§ **EXERCISE AIM**
Select and copy out every line in the records containing "text".

§ **Data items**

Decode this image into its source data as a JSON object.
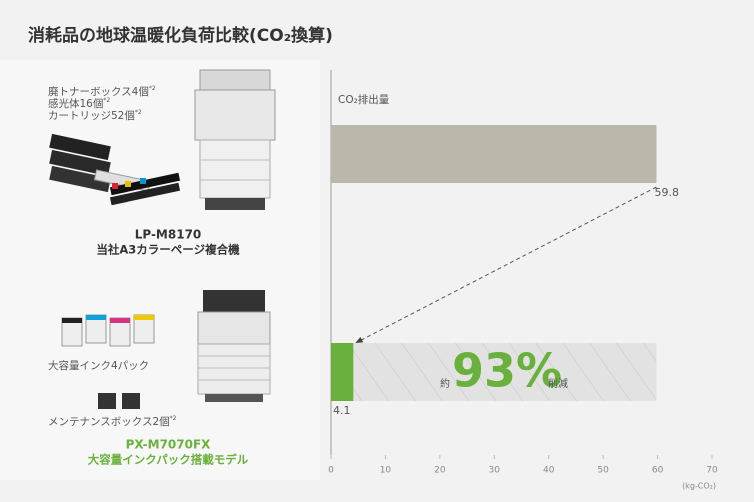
{
  "title": "消耗品の地球温暖化負荷比較(CO₂換算)",
  "products": [
    {
      "items": [
        {
          "text": "廃トナーボックス4個",
          "note": "*2"
        },
        {
          "text": "感光体16個",
          "note": "*2"
        },
        {
          "text": "カートリッジ52個",
          "note": "*2"
        }
      ],
      "description": "当社A3カラーページ複合機"
    },
    {
      "items": [
        {
          "text": "大容量インク4パック"
        },
        {
          "text": "メンテナンスボックス2個",
          "note": "*2"
        }
      ],
      "description": "大容量インクパック搭載モデル"
    }
  ],
  "chart_data": {
    "type": "hbar",
    "axis_label": "CO₂排出量",
    "x_unit": "(kg-CO₂)",
    "categories": [
      "LP-M8170",
      "PX-M7070FX"
    ],
    "values": [
      59.8,
      4.1
    ],
    "colors": [
      "#bcb7ab",
      "#69b13c"
    ],
    "xlim": [
      0,
      70
    ],
    "xticks": [
      0,
      10,
      20,
      30,
      40,
      50,
      60,
      70
    ],
    "annotation": {
      "prefix": "約",
      "text": "93%",
      "suffix": "削減"
    }
  }
}
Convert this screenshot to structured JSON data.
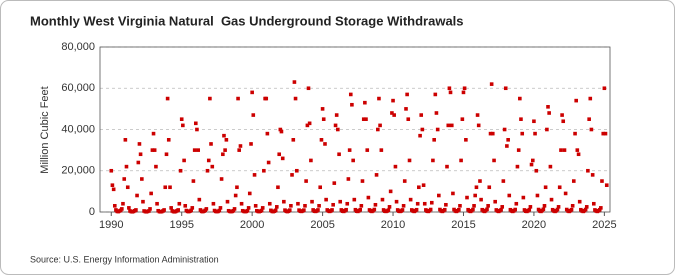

§ **SOLVED EXERCISE**
          "text": "廃トナーボックス4個",
          "text": "感光体16個",
          "text": "カートリッジ52個",
          "text": "大容量インク4パック"
          "text": "メンテナンスボックス2個",
      "text": "93%",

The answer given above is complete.